■ **Requirement**: Every entry needs to be reproduced exactly.

■ **Task material**:
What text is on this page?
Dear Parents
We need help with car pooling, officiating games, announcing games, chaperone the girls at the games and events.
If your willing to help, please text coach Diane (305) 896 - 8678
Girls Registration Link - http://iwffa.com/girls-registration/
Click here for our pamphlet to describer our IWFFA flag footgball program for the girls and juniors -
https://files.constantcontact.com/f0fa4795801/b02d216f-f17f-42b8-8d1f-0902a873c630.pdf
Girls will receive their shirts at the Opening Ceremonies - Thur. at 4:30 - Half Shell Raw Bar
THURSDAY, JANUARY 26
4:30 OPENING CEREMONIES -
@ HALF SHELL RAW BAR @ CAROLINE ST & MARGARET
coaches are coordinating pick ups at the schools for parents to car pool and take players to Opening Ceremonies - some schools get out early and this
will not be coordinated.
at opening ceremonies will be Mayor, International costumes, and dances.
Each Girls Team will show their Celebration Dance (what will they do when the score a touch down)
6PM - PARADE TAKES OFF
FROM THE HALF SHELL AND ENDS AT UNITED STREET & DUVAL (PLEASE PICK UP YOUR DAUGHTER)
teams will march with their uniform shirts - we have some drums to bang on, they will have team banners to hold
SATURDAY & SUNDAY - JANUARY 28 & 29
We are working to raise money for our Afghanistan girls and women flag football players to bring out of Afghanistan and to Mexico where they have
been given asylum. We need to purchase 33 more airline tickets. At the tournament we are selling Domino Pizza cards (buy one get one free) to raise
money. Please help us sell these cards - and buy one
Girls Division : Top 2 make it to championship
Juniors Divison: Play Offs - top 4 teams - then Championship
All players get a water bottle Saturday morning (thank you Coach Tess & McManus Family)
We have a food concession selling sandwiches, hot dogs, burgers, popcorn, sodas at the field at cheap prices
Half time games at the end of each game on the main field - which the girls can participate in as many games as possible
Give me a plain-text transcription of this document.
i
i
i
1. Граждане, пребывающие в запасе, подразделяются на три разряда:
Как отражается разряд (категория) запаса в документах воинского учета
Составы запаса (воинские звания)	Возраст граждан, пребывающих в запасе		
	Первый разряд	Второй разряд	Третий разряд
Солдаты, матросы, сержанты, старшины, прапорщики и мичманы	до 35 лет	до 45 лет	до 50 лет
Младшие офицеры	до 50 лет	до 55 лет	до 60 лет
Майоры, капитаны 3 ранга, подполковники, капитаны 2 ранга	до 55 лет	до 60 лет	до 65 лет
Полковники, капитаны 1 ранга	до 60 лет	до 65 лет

■ **Output**:
What text is on this page?
Dear Parents
We need help with car pooling, officiating games, announcing games, chaperone the girls at the games and events.
If your willing to help, please text coach Diane (305) 896 - 8678
Girls Registration Link - http://iwffa.com/girls-registration/
Click here for our pamphlet to describer our IWFFA flag footgball program for the girls and juniors -
https://files.constantcontact.com/f0fa4795801/b02d216f-f17f-42b8-8d1f-0902a873c630.pdf
Girls will receive their shirts at the Opening Ceremonies - Thur. at 4:30 - Half Shell Raw Bar
THURSDAY, JANUARY 26
4:30 OPENING CEREMONIES -
@ HALF SHELL RAW BAR @ CAROLINE ST & MARGARET
coaches are coordinating pick ups at the schools for parents to car pool and take players to Opening Ceremonies - some schools get out early and this
will not be coordinated.
at opening ceremonies will be Mayor, International costumes, and dances.
Each Girls Team will show their Celebration Dance (what will they do when the score a touch down)
6PM - PARADE TAKES OFF
FROM THE HALF SHELL AND ENDS AT UNITED STREET & DUVAL (PLEASE PICK UP YOUR DAUGHTER)
teams will march with their uniform shirts - we have some drums to bang on, they will have team banners to hold
SATURDAY & SUNDAY - JANUARY 28 & 29
We are working to raise money for our Afghanistan girls and women flag football players to bring out of Afghanistan and to Mexico where they have
been given asylum. We need to purchase 33 more airline tickets. At the tournament we are selling Domino Pizza cards (buy one get one free) to raise
money. Please help us sell these cards - and buy one
Girls Division : Top 2 make it to championship
Juniors Divison: Play Offs - top 4 teams - then Championship
All players get a water bottle Saturday morning (thank you Coach Tess & McManus Family)
We have a food concession selling sandwiches, hot dogs, burgers, popcorn, sodas at the field at cheap prices
Half time games at the end of each game on the main field - which the girls can participate in as many games as possible
Give me a plain-text transcription of this document.
i
i
i
1. Граждане, пребывающие в запасе, подразделяются на три разряда:
Как отражается разряд (категория) запаса в документах воинского учета
Составы запаса (воинские звания)	Возраст граждан, пребывающих в запасе		
	Первый разряд	Второй разряд	Третий разряд
Солдаты, матросы, сержанты, старшины, прапорщики и мичманы	до 35 лет	до 45 лет	до 50 лет
Младшие офицеры	до 50 лет	до 55 лет	до 60 лет
Майоры, капитаны 3 ранга, подполковники, капитаны 2 ранга	до 55 лет	до 60 лет	до 65 лет
Полковники, капитаны 1 ранга	до 60 лет	до 65 лет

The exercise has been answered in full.